- **WORK INSTRUCTIONS**: Express each line of the records as a JSON list of strings, one string per line, omitting blank lines. Leave the picture out of the list.

Records from a dataset:
···

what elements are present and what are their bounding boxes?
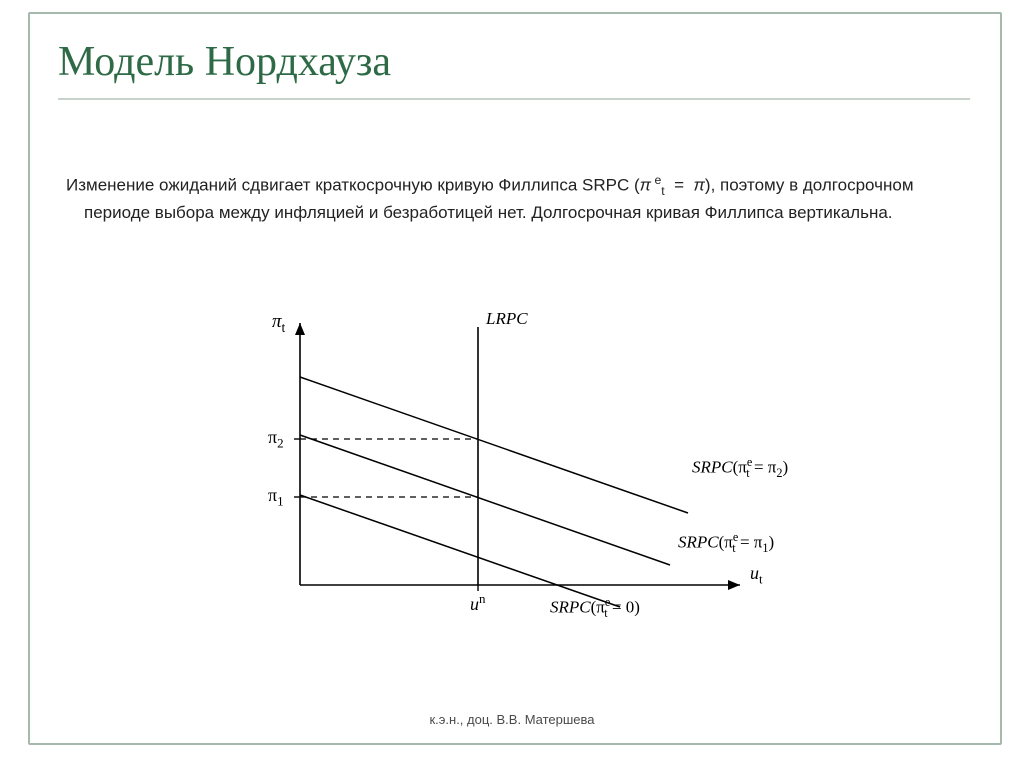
chart-label: π2 [268, 427, 284, 452]
chart-label: SRPC(πet = 0) [550, 595, 640, 621]
chart-label: SRPC(πet = π2) [692, 455, 788, 481]
phillips-curve-diagram: πt LRPC π2 π1 un ut SRPC(πet = π2) SRPC(πet = π… [230, 305, 830, 645]
chart-label: SRPC(πet = π1) [678, 530, 774, 556]
slide-title: Модель Нордхауза [58, 38, 391, 86]
body-paragraph: Изменение ожиданий сдвигает краткосрочну… [66, 172, 964, 225]
chart-label: πt [272, 311, 285, 336]
chart-label: un [470, 591, 485, 615]
chart-label: LRPC [486, 309, 528, 329]
chart-label: ut [750, 563, 763, 588]
title-underline [58, 98, 970, 100]
slide-footer: к.э.н., доц. В.В. Матершева [0, 712, 1024, 727]
chart-label: π1 [268, 485, 284, 510]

···

- **CORRECT RESULT**:
[
  "what elements are present and what are their bounding boxes?",
  "chart-label: π2 [268, 427, 284, 452]",
  "chart-label: SRPC(πet = 0) [550, 595, 640, 621]",
  "chart-label: SRPC(πet = π2) [692, 455, 788, 481]",
  "phillips-curve-diagram: πt LRPC π2 π1 un ut SRPC(πet = π2) SRPC(πet = π… [230, 305, 830, 645]",
  "chart-label: SRPC(πet = π1) [678, 530, 774, 556]",
  "slide-title: Модель Нордхауза [58, 38, 391, 86]",
  "body-paragraph: Изменение ожиданий сдвигает краткосрочну… [66, 172, 964, 225]",
  "chart-label: πt [272, 311, 285, 336]",
  "chart-label: un [470, 591, 485, 615]",
  "chart-label: LRPC [486, 309, 528, 329]",
  "chart-label: ut [750, 563, 763, 588]",
  "title-underline [58, 98, 970, 100]",
  "slide-footer: к.э.н., доц. В.В. Матершева [0, 712, 1024, 727]",
  "chart-label: π1 [268, 485, 284, 510]"
]